Input rows:
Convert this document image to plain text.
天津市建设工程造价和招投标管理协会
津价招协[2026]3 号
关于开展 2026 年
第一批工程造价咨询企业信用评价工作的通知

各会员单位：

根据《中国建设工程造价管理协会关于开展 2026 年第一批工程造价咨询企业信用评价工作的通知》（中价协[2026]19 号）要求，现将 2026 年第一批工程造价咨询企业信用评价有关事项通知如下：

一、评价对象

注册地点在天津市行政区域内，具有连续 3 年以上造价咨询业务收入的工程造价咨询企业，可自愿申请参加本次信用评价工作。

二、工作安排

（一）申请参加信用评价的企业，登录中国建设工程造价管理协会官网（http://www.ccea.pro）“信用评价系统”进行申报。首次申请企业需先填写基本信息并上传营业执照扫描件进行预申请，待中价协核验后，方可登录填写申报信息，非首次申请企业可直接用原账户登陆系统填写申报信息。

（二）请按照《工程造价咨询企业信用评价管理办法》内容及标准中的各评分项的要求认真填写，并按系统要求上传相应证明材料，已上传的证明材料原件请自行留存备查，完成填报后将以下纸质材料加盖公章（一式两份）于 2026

...

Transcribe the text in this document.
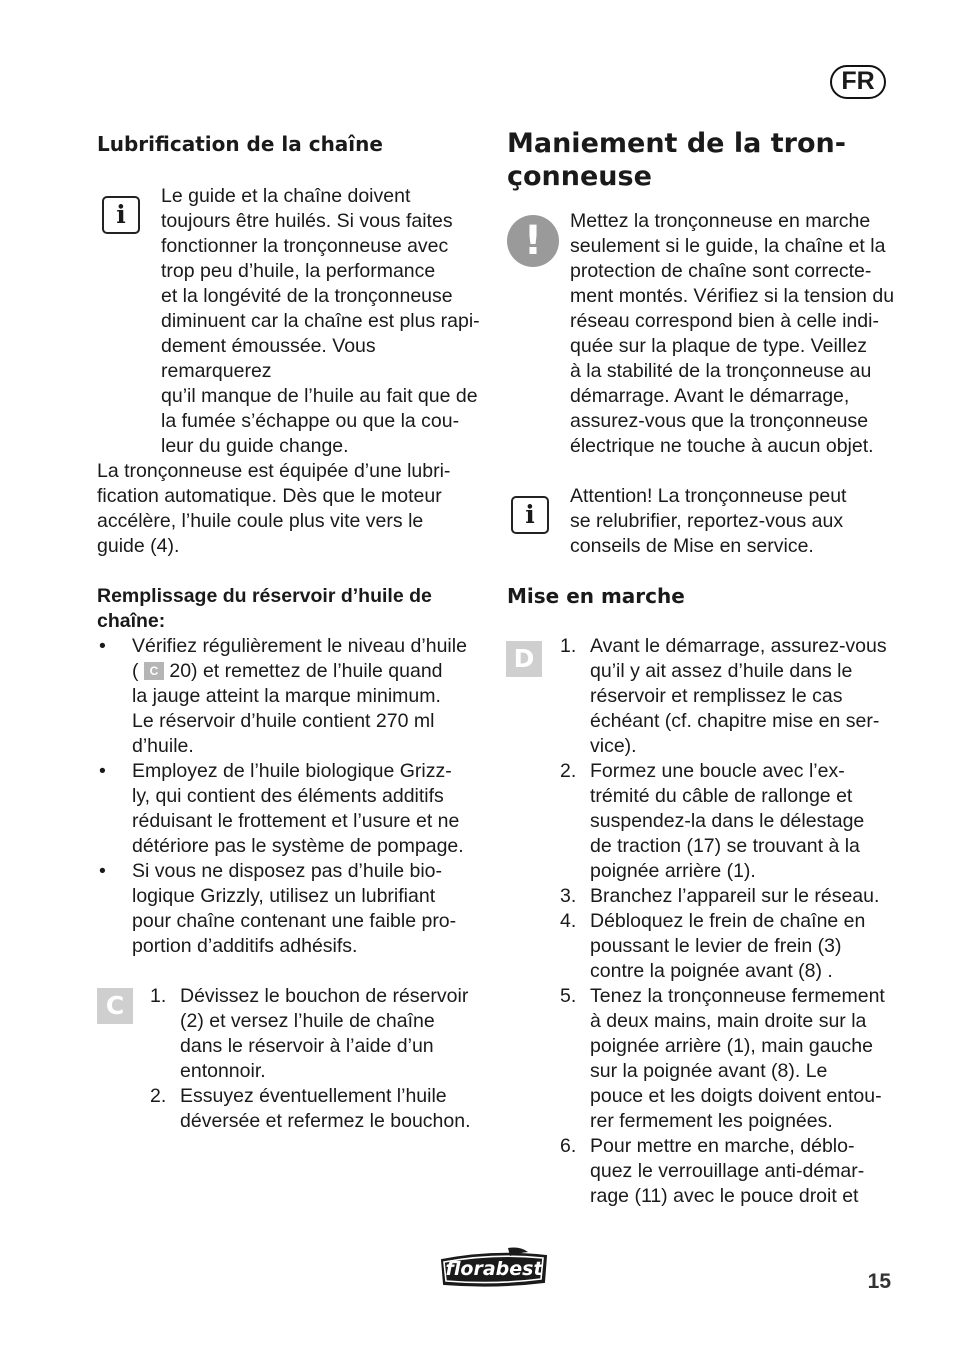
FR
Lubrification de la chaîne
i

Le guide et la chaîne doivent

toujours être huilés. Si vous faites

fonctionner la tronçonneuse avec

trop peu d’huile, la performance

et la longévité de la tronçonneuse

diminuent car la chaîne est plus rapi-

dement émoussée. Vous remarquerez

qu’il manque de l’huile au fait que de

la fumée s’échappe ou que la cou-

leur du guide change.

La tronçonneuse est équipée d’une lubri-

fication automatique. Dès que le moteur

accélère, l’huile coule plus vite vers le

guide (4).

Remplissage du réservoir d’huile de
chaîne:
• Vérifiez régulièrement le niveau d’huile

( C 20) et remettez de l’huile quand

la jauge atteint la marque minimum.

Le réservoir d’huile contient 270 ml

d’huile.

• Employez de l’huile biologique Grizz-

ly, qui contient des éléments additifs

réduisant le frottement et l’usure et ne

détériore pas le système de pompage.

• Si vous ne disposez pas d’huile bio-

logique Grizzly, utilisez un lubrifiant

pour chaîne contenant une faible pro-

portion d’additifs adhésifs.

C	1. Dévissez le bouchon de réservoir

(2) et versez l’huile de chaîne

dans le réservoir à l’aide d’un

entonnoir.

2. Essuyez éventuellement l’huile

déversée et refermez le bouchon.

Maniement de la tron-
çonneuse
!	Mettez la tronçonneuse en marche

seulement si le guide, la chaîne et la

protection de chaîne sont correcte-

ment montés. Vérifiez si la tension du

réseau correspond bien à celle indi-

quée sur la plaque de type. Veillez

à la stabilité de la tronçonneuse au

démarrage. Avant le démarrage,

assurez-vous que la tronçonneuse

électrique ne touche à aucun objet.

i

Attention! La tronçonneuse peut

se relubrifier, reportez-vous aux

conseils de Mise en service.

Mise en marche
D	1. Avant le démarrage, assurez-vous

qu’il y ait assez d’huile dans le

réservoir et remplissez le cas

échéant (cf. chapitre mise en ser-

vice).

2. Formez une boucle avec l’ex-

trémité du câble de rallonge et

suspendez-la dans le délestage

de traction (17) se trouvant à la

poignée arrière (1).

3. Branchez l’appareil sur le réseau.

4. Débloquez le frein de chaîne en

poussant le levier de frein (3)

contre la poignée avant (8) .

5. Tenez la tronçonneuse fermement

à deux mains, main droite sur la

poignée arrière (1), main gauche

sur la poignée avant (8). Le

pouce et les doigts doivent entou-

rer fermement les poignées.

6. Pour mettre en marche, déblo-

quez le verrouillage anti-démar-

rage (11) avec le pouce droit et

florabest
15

==

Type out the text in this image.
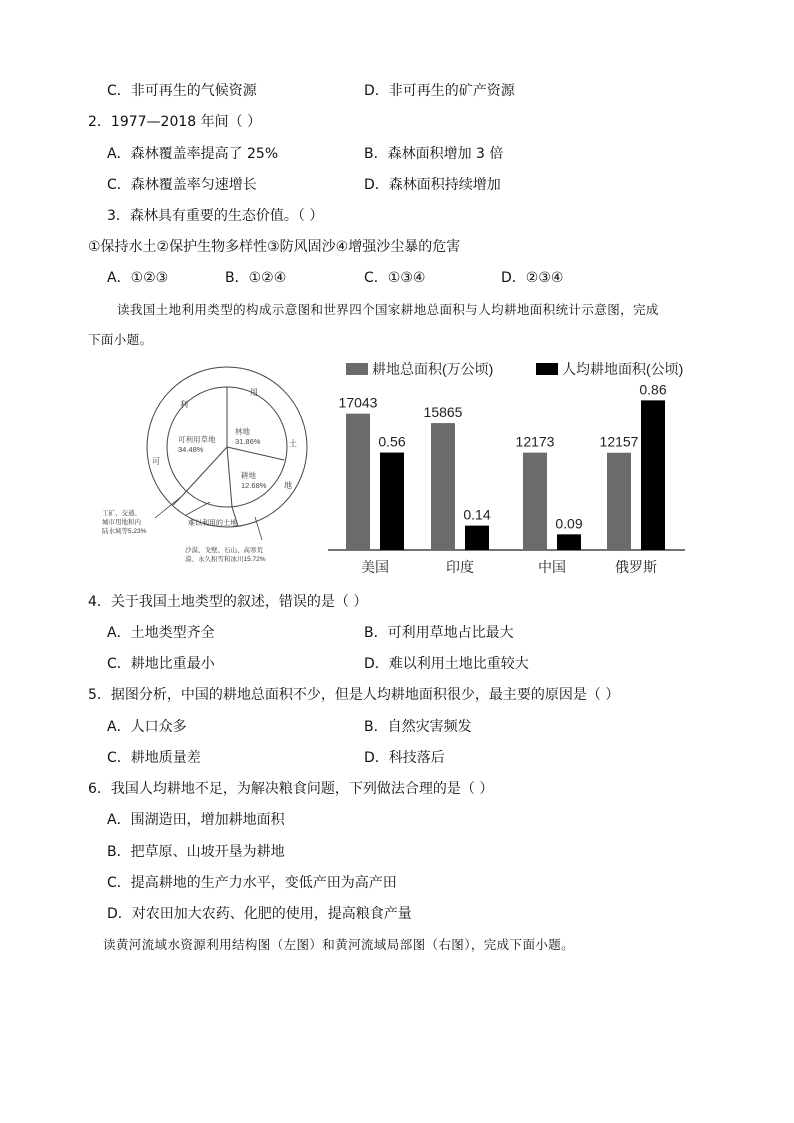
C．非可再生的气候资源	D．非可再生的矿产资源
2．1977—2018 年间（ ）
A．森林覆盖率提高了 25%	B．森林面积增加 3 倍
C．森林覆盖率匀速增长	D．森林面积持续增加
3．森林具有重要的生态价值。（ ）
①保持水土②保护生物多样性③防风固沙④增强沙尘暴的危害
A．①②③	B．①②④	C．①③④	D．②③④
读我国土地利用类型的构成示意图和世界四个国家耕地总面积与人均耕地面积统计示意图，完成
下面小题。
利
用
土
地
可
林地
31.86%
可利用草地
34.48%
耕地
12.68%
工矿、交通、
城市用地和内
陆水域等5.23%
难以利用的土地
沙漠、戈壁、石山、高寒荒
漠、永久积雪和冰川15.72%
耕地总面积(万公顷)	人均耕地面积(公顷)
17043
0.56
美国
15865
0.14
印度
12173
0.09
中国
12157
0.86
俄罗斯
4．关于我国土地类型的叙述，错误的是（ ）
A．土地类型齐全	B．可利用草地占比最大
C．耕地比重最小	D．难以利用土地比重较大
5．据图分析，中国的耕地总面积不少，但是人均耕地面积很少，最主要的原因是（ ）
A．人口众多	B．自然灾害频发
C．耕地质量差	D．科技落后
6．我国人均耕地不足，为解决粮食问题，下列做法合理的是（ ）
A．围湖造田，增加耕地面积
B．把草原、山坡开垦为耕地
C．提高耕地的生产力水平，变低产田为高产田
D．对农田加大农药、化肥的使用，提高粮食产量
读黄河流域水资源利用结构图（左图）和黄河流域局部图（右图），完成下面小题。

What to produce: In the entries above, identify every line with the string "pouce".

Result for this task:
pouce et les doigts doivent entou-
rage (11) avec le pouce droit et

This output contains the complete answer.